YOUR TASK – Copy every line of the records below word for word, but leave the pictures out of your answer.

━━ RECORD SET ━━

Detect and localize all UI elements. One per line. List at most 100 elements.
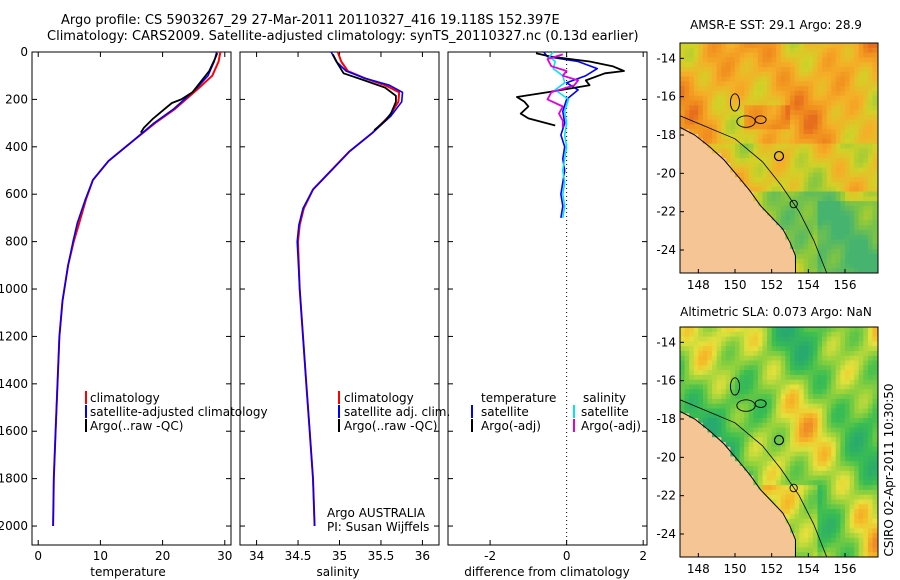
sla-map-grid-cell bbox=[831, 408, 837, 414]
sla-map-grid-cell bbox=[790, 327, 796, 333]
sst-map-grid-cell bbox=[735, 158, 741, 164]
sst-map-grid-cell bbox=[863, 76, 869, 82]
sst-map-grid-cell bbox=[707, 162, 713, 169]
sst-map-grid-cell bbox=[872, 253, 878, 260]
sla-map-grid-cell bbox=[735, 418, 741, 424]
sla-map-grid-cell bbox=[762, 432, 768, 438]
temperature-plot-frame bbox=[31, 51, 232, 546]
sst-map-grid-cell bbox=[771, 244, 777, 250]
sst-map-grid-cell bbox=[684, 249, 690, 255]
sst-map-grid-cell bbox=[785, 244, 791, 250]
sla-map-grid-cell bbox=[840, 389, 846, 395]
sst-map-grid-cell bbox=[767, 81, 773, 87]
sst-map-grid-cell bbox=[735, 258, 741, 264]
sst-map-grid-cell bbox=[863, 138, 869, 145]
sst-map-grid-cell bbox=[684, 253, 690, 260]
sla-map-grid-cell bbox=[730, 336, 736, 342]
sst-map-grid-cell bbox=[799, 258, 805, 264]
sla-map-grid-cell bbox=[803, 351, 809, 357]
sla-map-grid-cell bbox=[790, 504, 796, 510]
sst-map-grid-cell bbox=[849, 215, 855, 221]
sla-map-grid-cell bbox=[744, 398, 750, 405]
sst-map-grid-cell bbox=[854, 114, 860, 121]
sla-map-grid-cell bbox=[721, 422, 727, 429]
sla-map-grid-cell bbox=[785, 413, 791, 419]
sst-map-grid-cell bbox=[808, 182, 814, 188]
sst-map-grid-cell bbox=[803, 76, 809, 82]
sst-map-grid-cell bbox=[854, 220, 860, 226]
sla-map-grid-cell bbox=[744, 331, 750, 338]
sst-map-grid-cell bbox=[744, 167, 750, 173]
sla-map-grid-cell bbox=[744, 466, 750, 472]
sst-map-grid-cell bbox=[698, 239, 704, 245]
sst-map-grid-cell bbox=[739, 71, 745, 78]
sla-map-grid-cell bbox=[730, 446, 736, 453]
sst-map-grid-cell bbox=[840, 124, 846, 130]
sla-map-grid-cell bbox=[849, 418, 855, 424]
sst-map-grid-cell bbox=[840, 110, 846, 116]
sla-map-grid-cell bbox=[785, 523, 791, 529]
sst-map-grid-cell bbox=[872, 86, 878, 92]
sst-map-grid-cell bbox=[730, 71, 736, 78]
sst-map-grid-cell bbox=[840, 258, 846, 264]
sst-map-grid-cell bbox=[780, 86, 786, 92]
sst-map-grid-cell bbox=[716, 177, 722, 183]
sst-map-grid-cell bbox=[735, 95, 741, 102]
sla-map-grid-cell bbox=[808, 389, 814, 395]
sla-map-grid-cell bbox=[808, 533, 814, 539]
sst-map-grid-cell bbox=[712, 249, 718, 255]
sst-map-grid-cell bbox=[707, 234, 713, 241]
sst-map-grid-cell bbox=[867, 124, 874, 130]
sst-map-grid-cell bbox=[799, 253, 805, 260]
sst-map-grid-cell bbox=[808, 210, 814, 217]
sst-map-grid-cell bbox=[854, 76, 860, 82]
sla-map-grid-cell bbox=[863, 480, 869, 486]
sst-map-grid-cell bbox=[835, 210, 841, 217]
sst-map-grid-cell bbox=[776, 177, 782, 183]
sst-map-grid-cell bbox=[753, 47, 759, 54]
sla-map-grid-cell bbox=[840, 475, 846, 481]
sla-map-grid-cell bbox=[785, 346, 791, 352]
sla-map-grid-cell bbox=[840, 518, 846, 525]
sla-map-grid-cell bbox=[680, 470, 686, 477]
sst-map-grid-cell bbox=[762, 138, 768, 145]
sla-map-grid-cell bbox=[794, 494, 800, 501]
sla-map-grid-cell bbox=[799, 494, 805, 501]
sst-map-grid-cell bbox=[867, 153, 874, 159]
sla-map-grid-cell bbox=[725, 485, 731, 491]
sst-map-grid-cell bbox=[790, 90, 796, 97]
sst-map-grid-cell bbox=[735, 57, 741, 63]
sla-map-grid-cell bbox=[780, 451, 786, 457]
sla-map-grid-cell bbox=[748, 427, 754, 433]
sla-map-grid-cell bbox=[680, 446, 686, 453]
sla-map-grid-cell bbox=[840, 336, 846, 342]
sla-map-grid-cell bbox=[689, 466, 695, 472]
sla-map-grid-cell bbox=[716, 365, 722, 371]
sla-map-grid-cell bbox=[707, 499, 713, 505]
sla-map-grid-cell bbox=[725, 346, 731, 352]
sla-map-grid-cell bbox=[757, 341, 764, 347]
sla-map-grid-cell bbox=[808, 398, 814, 405]
sst-map-grid-cell bbox=[762, 225, 768, 231]
sst-map-grid-cell bbox=[840, 244, 846, 250]
sst-map-grid-cell bbox=[767, 110, 773, 116]
sst-map-grid-cell bbox=[845, 143, 851, 149]
x-tick-label: -2 bbox=[484, 549, 496, 563]
sst-map-grid-cell bbox=[790, 186, 796, 193]
sst-map-grid-cell bbox=[735, 71, 741, 78]
sst-map-grid-cell bbox=[771, 129, 777, 135]
sla-map-grid-cell bbox=[702, 413, 709, 419]
sst-map-grid-cell bbox=[735, 114, 741, 121]
sla-map-grid-cell bbox=[863, 379, 869, 386]
sst-map-grid-cell bbox=[771, 239, 777, 245]
sla-map-grid-cell bbox=[835, 398, 841, 405]
sla-map-grid-cell bbox=[831, 341, 837, 347]
sla-map-grid-cell bbox=[716, 384, 722, 390]
sla-map-grid-cell bbox=[849, 331, 855, 338]
sla-map-grid-cell bbox=[812, 370, 819, 376]
sla-map-grid-cell bbox=[753, 374, 759, 381]
sla-map-grid-cell bbox=[707, 513, 713, 520]
sla-map-grid-cell bbox=[721, 437, 727, 443]
sla-map-grid-cell bbox=[744, 489, 750, 496]
sla-map-grid-cell bbox=[812, 470, 819, 477]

━━━

REPLY TO THE TASK –
Detect and localize all UI elements. One per line. List at most 100 elements.
sla-map-grid-cell bbox=[831, 408, 837, 414]
sla-map-grid-cell bbox=[790, 327, 796, 333]
sst-map-grid-cell bbox=[735, 158, 741, 164]
sst-map-grid-cell bbox=[863, 76, 869, 82]
sst-map-grid-cell bbox=[707, 162, 713, 169]
sst-map-grid-cell bbox=[872, 253, 878, 260]
sla-map-grid-cell bbox=[735, 418, 741, 424]
sla-map-grid-cell bbox=[762, 432, 768, 438]
temperature-plot-frame bbox=[31, 51, 232, 546]
sst-map-grid-cell bbox=[771, 244, 777, 250]
sst-map-grid-cell bbox=[684, 249, 690, 255]
sst-map-grid-cell bbox=[785, 244, 791, 250]
sla-map-grid-cell bbox=[840, 389, 846, 395]
sst-map-grid-cell bbox=[767, 81, 773, 87]
sst-map-grid-cell bbox=[735, 258, 741, 264]
sst-map-grid-cell bbox=[863, 138, 869, 145]
sst-map-grid-cell bbox=[684, 253, 690, 260]
sla-map-grid-cell bbox=[730, 336, 736, 342]
sst-map-grid-cell bbox=[799, 258, 805, 264]
sla-map-grid-cell bbox=[803, 351, 809, 357]
sla-map-grid-cell bbox=[790, 504, 796, 510]
sst-map-grid-cell bbox=[849, 215, 855, 221]
sla-map-grid-cell bbox=[744, 398, 750, 405]
sst-map-grid-cell bbox=[854, 114, 860, 121]
sla-map-grid-cell bbox=[721, 422, 727, 429]
sla-map-grid-cell bbox=[785, 413, 791, 419]
sst-map-grid-cell bbox=[808, 182, 814, 188]
sst-map-grid-cell bbox=[803, 76, 809, 82]
sst-map-grid-cell bbox=[854, 220, 860, 226]
sla-map-grid-cell bbox=[744, 331, 750, 338]
sst-map-grid-cell bbox=[744, 167, 750, 173]
sla-map-grid-cell bbox=[744, 466, 750, 472]
sst-map-grid-cell bbox=[698, 239, 704, 245]
sst-map-grid-cell bbox=[739, 71, 745, 78]
sla-map-grid-cell bbox=[730, 446, 736, 453]
sst-map-grid-cell bbox=[840, 124, 846, 130]
sla-map-grid-cell bbox=[849, 418, 855, 424]
sst-map-grid-cell bbox=[840, 110, 846, 116]
sla-map-grid-cell bbox=[785, 523, 791, 529]
sst-map-grid-cell bbox=[872, 86, 878, 92]
sst-map-grid-cell bbox=[730, 71, 736, 78]
sst-map-grid-cell bbox=[840, 258, 846, 264]
sst-map-grid-cell bbox=[780, 86, 786, 92]
sst-map-grid-cell bbox=[716, 177, 722, 183]
sst-map-grid-cell bbox=[735, 95, 741, 102]
sla-map-grid-cell bbox=[808, 389, 814, 395]
sla-map-grid-cell bbox=[808, 533, 814, 539]
sst-map-grid-cell bbox=[712, 249, 718, 255]
sst-map-grid-cell bbox=[707, 234, 713, 241]
sst-map-grid-cell bbox=[867, 124, 874, 130]
sst-map-grid-cell bbox=[799, 253, 805, 260]
sst-map-grid-cell bbox=[808, 210, 814, 217]
sst-map-grid-cell bbox=[854, 76, 860, 82]
sla-map-grid-cell bbox=[863, 480, 869, 486]
sst-map-grid-cell bbox=[835, 210, 841, 217]
sst-map-grid-cell bbox=[776, 177, 782, 183]
sst-map-grid-cell bbox=[753, 47, 759, 54]
sla-map-grid-cell bbox=[840, 475, 846, 481]
sla-map-grid-cell bbox=[785, 346, 791, 352]
sla-map-grid-cell bbox=[840, 518, 846, 525]
sla-map-grid-cell bbox=[680, 470, 686, 477]
sst-map-grid-cell bbox=[762, 138, 768, 145]
sla-map-grid-cell bbox=[794, 494, 800, 501]
sla-map-grid-cell bbox=[799, 494, 805, 501]
sst-map-grid-cell bbox=[867, 153, 874, 159]
sla-map-grid-cell bbox=[725, 485, 731, 491]
sst-map-grid-cell bbox=[790, 90, 796, 97]
sst-map-grid-cell bbox=[735, 57, 741, 63]
sla-map-grid-cell bbox=[780, 451, 786, 457]
sla-map-grid-cell bbox=[748, 427, 754, 433]
sla-map-grid-cell bbox=[680, 446, 686, 453]
sla-map-grid-cell bbox=[840, 336, 846, 342]
sla-map-grid-cell bbox=[689, 466, 695, 472]
sla-map-grid-cell bbox=[716, 365, 722, 371]
sla-map-grid-cell bbox=[707, 499, 713, 505]
sla-map-grid-cell bbox=[725, 346, 731, 352]
sla-map-grid-cell bbox=[757, 341, 764, 347]
sla-map-grid-cell bbox=[808, 398, 814, 405]
sst-map-grid-cell bbox=[762, 225, 768, 231]
sst-map-grid-cell bbox=[840, 244, 846, 250]
sst-map-grid-cell bbox=[767, 110, 773, 116]
sst-map-grid-cell bbox=[845, 143, 851, 149]
x-tick-label: -2 bbox=[484, 549, 496, 563]
sst-map-grid-cell bbox=[790, 186, 796, 193]
sst-map-grid-cell bbox=[735, 71, 741, 78]
sst-map-grid-cell bbox=[771, 129, 777, 135]
sla-map-grid-cell bbox=[702, 413, 709, 419]
sst-map-grid-cell bbox=[735, 114, 741, 121]
sla-map-grid-cell bbox=[863, 379, 869, 386]
sst-map-grid-cell bbox=[771, 239, 777, 245]
sla-map-grid-cell bbox=[835, 398, 841, 405]
sla-map-grid-cell bbox=[831, 341, 837, 347]
sla-map-grid-cell bbox=[716, 384, 722, 390]
sla-map-grid-cell bbox=[849, 331, 855, 338]
sla-map-grid-cell bbox=[812, 370, 819, 376]
sla-map-grid-cell bbox=[753, 374, 759, 381]
sla-map-grid-cell bbox=[707, 513, 713, 520]
sla-map-grid-cell bbox=[721, 437, 727, 443]
sla-map-grid-cell bbox=[744, 489, 750, 496]
sla-map-grid-cell bbox=[812, 470, 819, 477]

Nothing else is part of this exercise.